- [EXTRACTED DATA]
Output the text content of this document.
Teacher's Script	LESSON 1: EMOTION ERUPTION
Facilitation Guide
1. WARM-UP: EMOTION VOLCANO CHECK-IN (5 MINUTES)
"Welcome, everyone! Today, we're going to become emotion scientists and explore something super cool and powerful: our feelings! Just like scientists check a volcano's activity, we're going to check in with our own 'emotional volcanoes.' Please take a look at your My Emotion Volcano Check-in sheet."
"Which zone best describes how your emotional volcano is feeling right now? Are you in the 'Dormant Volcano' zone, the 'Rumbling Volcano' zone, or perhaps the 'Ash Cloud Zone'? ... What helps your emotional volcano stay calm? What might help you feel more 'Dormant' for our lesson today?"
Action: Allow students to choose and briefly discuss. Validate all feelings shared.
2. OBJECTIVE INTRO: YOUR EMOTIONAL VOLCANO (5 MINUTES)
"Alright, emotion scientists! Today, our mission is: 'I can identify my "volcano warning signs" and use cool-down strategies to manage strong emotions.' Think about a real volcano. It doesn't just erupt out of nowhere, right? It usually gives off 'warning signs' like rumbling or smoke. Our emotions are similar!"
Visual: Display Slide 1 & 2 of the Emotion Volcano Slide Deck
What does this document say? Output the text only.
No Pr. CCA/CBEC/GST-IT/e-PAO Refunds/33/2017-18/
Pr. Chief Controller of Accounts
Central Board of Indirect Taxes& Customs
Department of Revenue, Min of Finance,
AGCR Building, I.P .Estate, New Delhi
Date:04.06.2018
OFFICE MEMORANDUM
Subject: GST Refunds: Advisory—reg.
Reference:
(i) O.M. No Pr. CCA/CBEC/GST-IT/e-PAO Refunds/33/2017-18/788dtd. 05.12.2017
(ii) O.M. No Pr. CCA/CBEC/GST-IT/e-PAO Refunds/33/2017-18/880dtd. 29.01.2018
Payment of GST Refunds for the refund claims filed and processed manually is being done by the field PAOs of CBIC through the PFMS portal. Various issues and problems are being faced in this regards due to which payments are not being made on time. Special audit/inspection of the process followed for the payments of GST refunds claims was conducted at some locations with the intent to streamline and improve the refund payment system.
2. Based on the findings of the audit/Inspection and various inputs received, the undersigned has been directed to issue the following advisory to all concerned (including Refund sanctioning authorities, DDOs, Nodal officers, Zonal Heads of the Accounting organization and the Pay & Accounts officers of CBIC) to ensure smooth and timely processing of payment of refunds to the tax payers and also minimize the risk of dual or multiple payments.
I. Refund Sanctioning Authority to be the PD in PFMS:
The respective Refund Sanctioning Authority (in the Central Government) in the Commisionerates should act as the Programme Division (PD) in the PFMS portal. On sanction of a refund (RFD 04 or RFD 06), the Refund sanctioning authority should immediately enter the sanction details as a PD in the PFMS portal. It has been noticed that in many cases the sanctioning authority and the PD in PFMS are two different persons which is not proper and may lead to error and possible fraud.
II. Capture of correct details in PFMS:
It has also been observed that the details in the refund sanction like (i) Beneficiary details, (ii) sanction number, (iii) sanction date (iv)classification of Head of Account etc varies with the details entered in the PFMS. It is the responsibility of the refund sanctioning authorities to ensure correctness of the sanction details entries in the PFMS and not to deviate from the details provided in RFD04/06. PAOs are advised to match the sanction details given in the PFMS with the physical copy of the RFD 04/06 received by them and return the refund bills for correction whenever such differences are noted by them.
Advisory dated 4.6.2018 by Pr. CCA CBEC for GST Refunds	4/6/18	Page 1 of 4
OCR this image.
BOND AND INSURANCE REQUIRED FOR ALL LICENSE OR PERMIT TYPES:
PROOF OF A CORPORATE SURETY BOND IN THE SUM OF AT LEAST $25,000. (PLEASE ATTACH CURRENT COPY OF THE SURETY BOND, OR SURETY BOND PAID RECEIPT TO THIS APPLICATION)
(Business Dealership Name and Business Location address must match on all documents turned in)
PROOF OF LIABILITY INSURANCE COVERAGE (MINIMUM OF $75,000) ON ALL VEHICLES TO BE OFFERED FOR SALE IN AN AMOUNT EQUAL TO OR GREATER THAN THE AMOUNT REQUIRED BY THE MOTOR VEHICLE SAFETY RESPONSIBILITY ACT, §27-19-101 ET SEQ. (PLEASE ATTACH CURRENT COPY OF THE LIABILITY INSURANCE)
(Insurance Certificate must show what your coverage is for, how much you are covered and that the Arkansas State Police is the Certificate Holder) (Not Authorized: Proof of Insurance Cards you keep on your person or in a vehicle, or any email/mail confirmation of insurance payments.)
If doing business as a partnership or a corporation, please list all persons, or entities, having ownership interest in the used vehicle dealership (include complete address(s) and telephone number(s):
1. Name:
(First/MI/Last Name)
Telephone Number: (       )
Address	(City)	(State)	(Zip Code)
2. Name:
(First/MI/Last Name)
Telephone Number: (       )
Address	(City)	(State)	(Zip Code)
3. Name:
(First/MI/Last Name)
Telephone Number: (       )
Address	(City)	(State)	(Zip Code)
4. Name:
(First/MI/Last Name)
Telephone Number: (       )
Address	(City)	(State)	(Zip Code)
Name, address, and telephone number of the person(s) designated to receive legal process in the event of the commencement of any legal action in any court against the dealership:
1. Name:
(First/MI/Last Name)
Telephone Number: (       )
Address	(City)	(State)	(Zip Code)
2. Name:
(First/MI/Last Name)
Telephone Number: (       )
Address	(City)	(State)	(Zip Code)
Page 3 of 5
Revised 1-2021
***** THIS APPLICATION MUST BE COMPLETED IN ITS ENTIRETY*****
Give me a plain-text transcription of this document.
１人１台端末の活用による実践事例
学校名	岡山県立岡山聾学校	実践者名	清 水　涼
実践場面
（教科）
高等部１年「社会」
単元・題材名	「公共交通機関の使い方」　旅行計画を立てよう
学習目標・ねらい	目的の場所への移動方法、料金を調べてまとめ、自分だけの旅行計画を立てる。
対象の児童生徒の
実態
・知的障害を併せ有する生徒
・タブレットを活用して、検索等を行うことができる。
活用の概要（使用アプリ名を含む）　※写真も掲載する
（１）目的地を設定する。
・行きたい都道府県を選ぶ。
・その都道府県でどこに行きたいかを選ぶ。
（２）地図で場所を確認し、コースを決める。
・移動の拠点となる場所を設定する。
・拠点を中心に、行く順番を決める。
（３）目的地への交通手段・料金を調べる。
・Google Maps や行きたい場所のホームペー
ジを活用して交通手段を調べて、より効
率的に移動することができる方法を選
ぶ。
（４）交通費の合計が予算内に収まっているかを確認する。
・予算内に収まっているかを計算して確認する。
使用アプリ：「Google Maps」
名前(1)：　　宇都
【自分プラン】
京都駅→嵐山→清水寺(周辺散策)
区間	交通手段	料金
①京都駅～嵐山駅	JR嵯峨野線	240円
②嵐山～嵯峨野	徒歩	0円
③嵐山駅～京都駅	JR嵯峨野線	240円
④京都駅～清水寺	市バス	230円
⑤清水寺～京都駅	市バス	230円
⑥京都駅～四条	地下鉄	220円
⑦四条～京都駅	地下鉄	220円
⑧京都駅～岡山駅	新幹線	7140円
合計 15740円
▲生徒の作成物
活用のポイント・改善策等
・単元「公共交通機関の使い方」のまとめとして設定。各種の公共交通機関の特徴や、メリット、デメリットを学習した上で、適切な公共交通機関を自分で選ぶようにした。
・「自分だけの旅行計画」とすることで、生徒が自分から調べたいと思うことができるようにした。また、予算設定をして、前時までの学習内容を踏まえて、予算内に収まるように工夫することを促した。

- [WHAT NEEDS TO BE DONE]
Each of the records should be retyped exactly.

- [FINISHED ANSWER]
Output the text content of this document.
Teacher's Script	LESSON 1: EMOTION ERUPTION
Facilitation Guide
1. WARM-UP: EMOTION VOLCANO CHECK-IN (5 MINUTES)
"Welcome, everyone! Today, we're going to become emotion scientists and explore something super cool and powerful: our feelings! Just like scientists check a volcano's activity, we're going to check in with our own 'emotional volcanoes.' Please take a look at your My Emotion Volcano Check-in sheet."
"Which zone best describes how your emotional volcano is feeling right now? Are you in the 'Dormant Volcano' zone, the 'Rumbling Volcano' zone, or perhaps the 'Ash Cloud Zone'? ... What helps your emotional volcano stay calm? What might help you feel more 'Dormant' for our lesson today?"
Action: Allow students to choose and briefly discuss. Validate all feelings shared.
2. OBJECTIVE INTRO: YOUR EMOTIONAL VOLCANO (5 MINUTES)
"Alright, emotion scientists! Today, our mission is: 'I can identify my "volcano warning signs" and use cool-down strategies to manage strong emotions.' Think about a real volcano. It doesn't just erupt out of nowhere, right? It usually gives off 'warning signs' like rumbling or smoke. Our emotions are similar!"
Visual: Display Slide 1 & 2 of the Emotion Volcano Slide Deck
What does this document say? Output the text only.
No Pr. CCA/CBEC/GST-IT/e-PAO Refunds/33/2017-18/
Pr. Chief Controller of Accounts
Central Board of Indirect Taxes& Customs
Department of Revenue, Min of Finance,
AGCR Building, I.P .Estate, New Delhi
Date:04.06.2018
OFFICE MEMORANDUM
Subject: GST Refunds: Advisory—reg.
Reference:
(i) O.M. No Pr. CCA/CBEC/GST-IT/e-PAO Refunds/33/2017-18/788dtd. 05.12.2017
(ii) O.M. No Pr. CCA/CBEC/GST-IT/e-PAO Refunds/33/2017-18/880dtd. 29.01.2018
Payment of GST Refunds for the refund claims filed and processed manually is being done by the field PAOs of CBIC through the PFMS portal. Various issues and problems are being faced in this regards due to which payments are not being made on time. Special audit/inspection of the process followed for the payments of GST refunds claims was conducted at some locations with the intent to streamline and improve the refund payment system.
2. Based on the findings of the audit/Inspection and various inputs received, the undersigned has been directed to issue the following advisory to all concerned (including Refund sanctioning authorities, DDOs, Nodal officers, Zonal Heads of the Accounting organization and the Pay & Accounts officers of CBIC) to ensure smooth and timely processing of payment of refunds to the tax payers and also minimize the risk of dual or multiple payments.
I. Refund Sanctioning Authority to be the PD in PFMS:
The respective Refund Sanctioning Authority (in the Central Government) in the Commisionerates should act as the Programme Division (PD) in the PFMS portal. On sanction of a refund (RFD 04 or RFD 06), the Refund sanctioning authority should immediately enter the sanction details as a PD in the PFMS portal. It has been noticed that in many cases the sanctioning authority and the PD in PFMS are two different persons which is not proper and may lead to error and possible fraud.
II. Capture of correct details in PFMS:
It has also been observed that the details in the refund sanction like (i) Beneficiary details, (ii) sanction number, (iii) sanction date (iv)classification of Head of Account etc varies with the details entered in the PFMS. It is the responsibility of the refund sanctioning authorities to ensure correctness of the sanction details entries in the PFMS and not to deviate from the details provided in RFD04/06. PAOs are advised to match the sanction details given in the PFMS with the physical copy of the RFD 04/06 received by them and return the refund bills for correction whenever such differences are noted by them.
Advisory dated 4.6.2018 by Pr. CCA CBEC for GST Refunds	4/6/18	Page 1 of 4
OCR this image.
BOND AND INSURANCE REQUIRED FOR ALL LICENSE OR PERMIT TYPES:
PROOF OF A CORPORATE SURETY BOND IN THE SUM OF AT LEAST $25,000. (PLEASE ATTACH CURRENT COPY OF THE SURETY BOND, OR SURETY BOND PAID RECEIPT TO THIS APPLICATION)
(Business Dealership Name and Business Location address must match on all documents turned in)
PROOF OF LIABILITY INSURANCE COVERAGE (MINIMUM OF $75,000) ON ALL VEHICLES TO BE OFFERED FOR SALE IN AN AMOUNT EQUAL TO OR GREATER THAN THE AMOUNT REQUIRED BY THE MOTOR VEHICLE SAFETY RESPONSIBILITY ACT, §27-19-101 ET SEQ. (PLEASE ATTACH CURRENT COPY OF THE LIABILITY INSURANCE)
(Insurance Certificate must show what your coverage is for, how much you are covered and that the Arkansas State Police is the Certificate Holder) (Not Authorized: Proof of Insurance Cards you keep on your person or in a vehicle, or any email/mail confirmation of insurance payments.)
If doing business as a partnership or a corporation, please list all persons, or entities, having ownership interest in the used vehicle dealership (include complete address(s) and telephone number(s):
1. Name:
(First/MI/Last Name)
Telephone Number: (       )
Address	(City)	(State)	(Zip Code)
2. Name:
(First/MI/Last Name)
Telephone Number: (       )
Address	(City)	(State)	(Zip Code)
3. Name:
(First/MI/Last Name)
Telephone Number: (       )
Address	(City)	(State)	(Zip Code)
4. Name:
(First/MI/Last Name)
Telephone Number: (       )
Address	(City)	(State)	(Zip Code)
Name, address, and telephone number of the person(s) designated to receive legal process in the event of the commencement of any legal action in any court against the dealership:
1. Name:
(First/MI/Last Name)
Telephone Number: (       )
Address	(City)	(State)	(Zip Code)
2. Name:
(First/MI/Last Name)
Telephone Number: (       )
Address	(City)	(State)	(Zip Code)
Page 3 of 5
Revised 1-2021
***** THIS APPLICATION MUST BE COMPLETED IN ITS ENTIRETY*****
Give me a plain-text transcription of this document.
１人１台端末の活用による実践事例
学校名	岡山県立岡山聾学校	実践者名	清 水　涼
実践場面
（教科）
高等部１年「社会」
単元・題材名	「公共交通機関の使い方」　旅行計画を立てよう
学習目標・ねらい	目的の場所への移動方法、料金を調べてまとめ、自分だけの旅行計画を立てる。
対象の児童生徒の
実態
・知的障害を併せ有する生徒
・タブレットを活用して、検索等を行うことができる。
活用の概要（使用アプリ名を含む）　※写真も掲載する
（１）目的地を設定する。
・行きたい都道府県を選ぶ。
・その都道府県でどこに行きたいかを選ぶ。
（２）地図で場所を確認し、コースを決める。
・移動の拠点となる場所を設定する。
・拠点を中心に、行く順番を決める。
（３）目的地への交通手段・料金を調べる。
・Google Maps や行きたい場所のホームペー
ジを活用して交通手段を調べて、より効
率的に移動することができる方法を選
ぶ。
（４）交通費の合計が予算内に収まっているかを確認する。
・予算内に収まっているかを計算して確認する。
使用アプリ：「Google Maps」
名前(1)：　　宇都
【自分プラン】
京都駅→嵐山→清水寺(周辺散策)
区間	交通手段	料金
①京都駅～嵐山駅	JR嵯峨野線	240円
②嵐山～嵯峨野	徒歩	0円
③嵐山駅～京都駅	JR嵯峨野線	240円
④京都駅～清水寺	市バス	230円
⑤清水寺～京都駅	市バス	230円
⑥京都駅～四条	地下鉄	220円
⑦四条～京都駅	地下鉄	220円
⑧京都駅～岡山駅	新幹線	7140円
合計 15740円
▲生徒の作成物
活用のポイント・改善策等
・単元「公共交通機関の使い方」のまとめとして設定。各種の公共交通機関の特徴や、メリット、デメリットを学習した上で、適切な公共交通機関を自分で選ぶようにした。
・「自分だけの旅行計画」とすることで、生徒が自分から調べたいと思うことができるようにした。また、予算設定をして、前時までの学習内容を踏まえて、予算内に収まるように工夫することを促した。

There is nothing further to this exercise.